══ INPUT DATA ══

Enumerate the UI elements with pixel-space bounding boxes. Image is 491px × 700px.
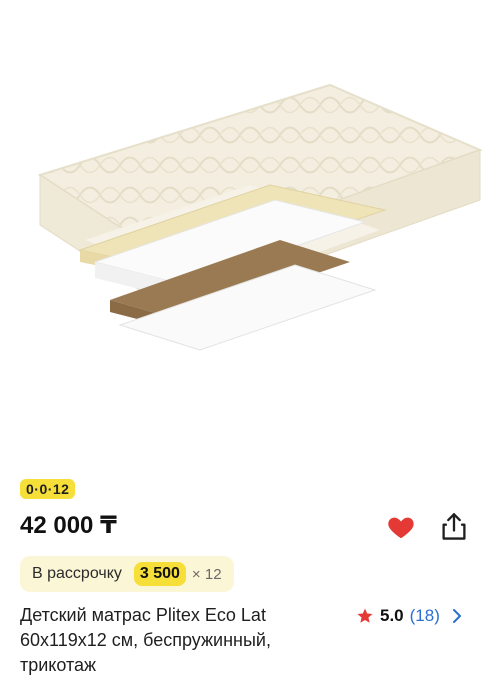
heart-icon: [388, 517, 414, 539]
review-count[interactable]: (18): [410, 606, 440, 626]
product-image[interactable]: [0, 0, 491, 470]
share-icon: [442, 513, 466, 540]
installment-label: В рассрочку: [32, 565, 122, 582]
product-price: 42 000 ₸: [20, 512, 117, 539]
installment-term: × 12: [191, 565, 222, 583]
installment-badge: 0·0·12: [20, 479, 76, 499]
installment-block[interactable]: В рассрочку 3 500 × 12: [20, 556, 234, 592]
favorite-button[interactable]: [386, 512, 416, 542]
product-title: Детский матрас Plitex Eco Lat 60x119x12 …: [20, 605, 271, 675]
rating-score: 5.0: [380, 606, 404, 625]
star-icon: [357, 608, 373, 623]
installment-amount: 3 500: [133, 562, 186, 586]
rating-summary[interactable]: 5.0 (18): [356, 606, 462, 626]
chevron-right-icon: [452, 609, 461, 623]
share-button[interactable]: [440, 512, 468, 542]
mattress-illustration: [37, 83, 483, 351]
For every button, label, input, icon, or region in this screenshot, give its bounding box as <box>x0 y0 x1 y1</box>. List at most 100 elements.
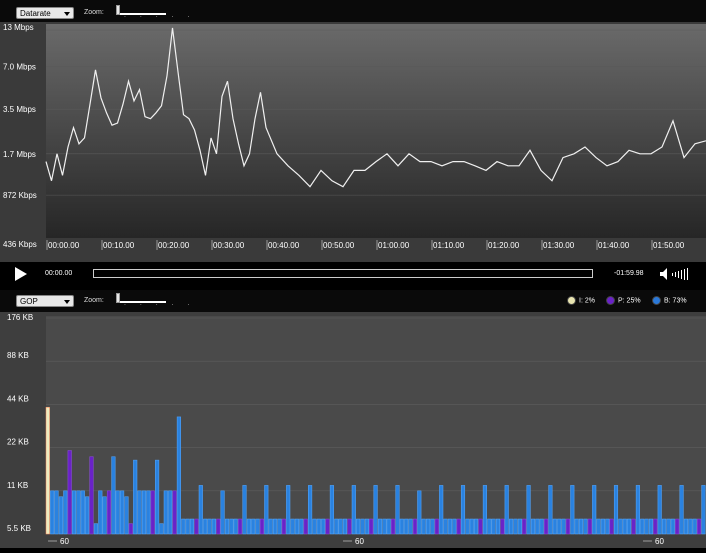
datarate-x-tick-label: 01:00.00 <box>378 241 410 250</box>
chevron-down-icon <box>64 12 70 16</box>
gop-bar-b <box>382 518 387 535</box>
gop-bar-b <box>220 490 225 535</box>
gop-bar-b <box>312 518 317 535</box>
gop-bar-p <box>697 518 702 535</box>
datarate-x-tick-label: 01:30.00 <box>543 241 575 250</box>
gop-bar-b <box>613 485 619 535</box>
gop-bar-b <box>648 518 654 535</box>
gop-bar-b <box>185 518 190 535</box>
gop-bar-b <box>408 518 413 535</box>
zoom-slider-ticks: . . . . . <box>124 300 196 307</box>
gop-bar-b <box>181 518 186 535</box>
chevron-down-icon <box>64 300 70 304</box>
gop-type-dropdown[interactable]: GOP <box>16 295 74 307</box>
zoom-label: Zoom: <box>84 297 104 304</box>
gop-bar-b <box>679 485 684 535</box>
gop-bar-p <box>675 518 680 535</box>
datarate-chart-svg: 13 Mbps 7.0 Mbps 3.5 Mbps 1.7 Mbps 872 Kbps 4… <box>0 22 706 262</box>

═══

### PROBLEM TO WORK ON
Write out every line above as a JSON list of strings, one string per line, skipping any blank lines. Leave the pictures out of the list.

### EXERCISE RESULT
[
  "Enumerate the UI elements with pixel-space bounding boxes. Image is 491px × 700px.",
  "heart-icon: [388, 517, 414, 539]",
  "review-count[interactable]: (18): [410, 606, 440, 626]",
  "product-image[interactable]: [0, 0, 491, 470]",
  "share-icon: [442, 513, 466, 540]",
  "installment-label: В рассрочку: [32, 565, 122, 582]",
  "product-price: 42 000 ₸: [20, 512, 117, 539]",
  "installment-term: × 12: [191, 565, 222, 583]",
  "installment-badge: 0·0·12: [20, 479, 76, 499]",
  "installment-block[interactable]: В рассрочку 3 500 × 12: [20, 556, 234, 592]",
  "favorite-button[interactable]: [386, 512, 416, 542]",
  "product-title: Детский матрас Plitex Eco Lat 60x119x12 …: [20, 605, 271, 675]",
  "rating-score: 5.0: [380, 606, 404, 625]",
  "star-icon: [357, 608, 373, 623]",
  "installment-amount: 3 500: [133, 562, 186, 586]",
  "rating-summary[interactable]: 5.0 (18): [356, 606, 462, 626]",
  "chevron-right-icon: [452, 609, 461, 623]",
  "share-button[interactable]: [440, 512, 468, 542]",
  "mattress-illustration: [37, 83, 483, 351]",
  "For every button, label, input, icon, or region in this screenshot, give its bounding box as <box>x0 y0 x1 y1</box>. List at most 100 elements.",
  "datarate-x-tick-label: 01:00.00 <box>378 241 410 250</box>",
  "chevron-down-icon <box>64 12 70 16</box>",
  "gop-bar-b <box>382 518 387 535</box>",
  "gop-bar-b <box>220 490 225 535</box>",
  "gop-bar-b <box>312 518 317 535</box>",
  "gop-bar-p <box>697 518 702 535</box>",
  "datarate-x-tick-label: 01:30.00 <box>543 241 575 250</box>",
  "gop-bar-b <box>613 485 619 535</box>",
  "gop-bar-b <box>648 518 654 535</box>",
  "gop-bar-b <box>185 518 190 535</box>",
  "gop-bar-b <box>408 518 413 535</box>",
  "zoom-slider-ticks: . . . . . <box>124 300 196 307</box>",
  "gop-bar-b <box>181 518 186 535</box>",
  "chevron-down-icon <box>64 300 70 304</box>",
  "gop-type-dropdown[interactable]: GOP <box>16 295 74 307</box>",
  "zoom-label: Zoom: <box>84 297 104 304</box>",
  "gop-bar-b <box>679 485 684 535</box>",
  "gop-bar-p <box>675 518 680 535</box>",
  "datarate-chart-svg: 13 Mbps 7.0 Mbps 3.5 Mbps 1.7 Mbps 872 Kbps 4… <box>0 22 706 262</box>"
]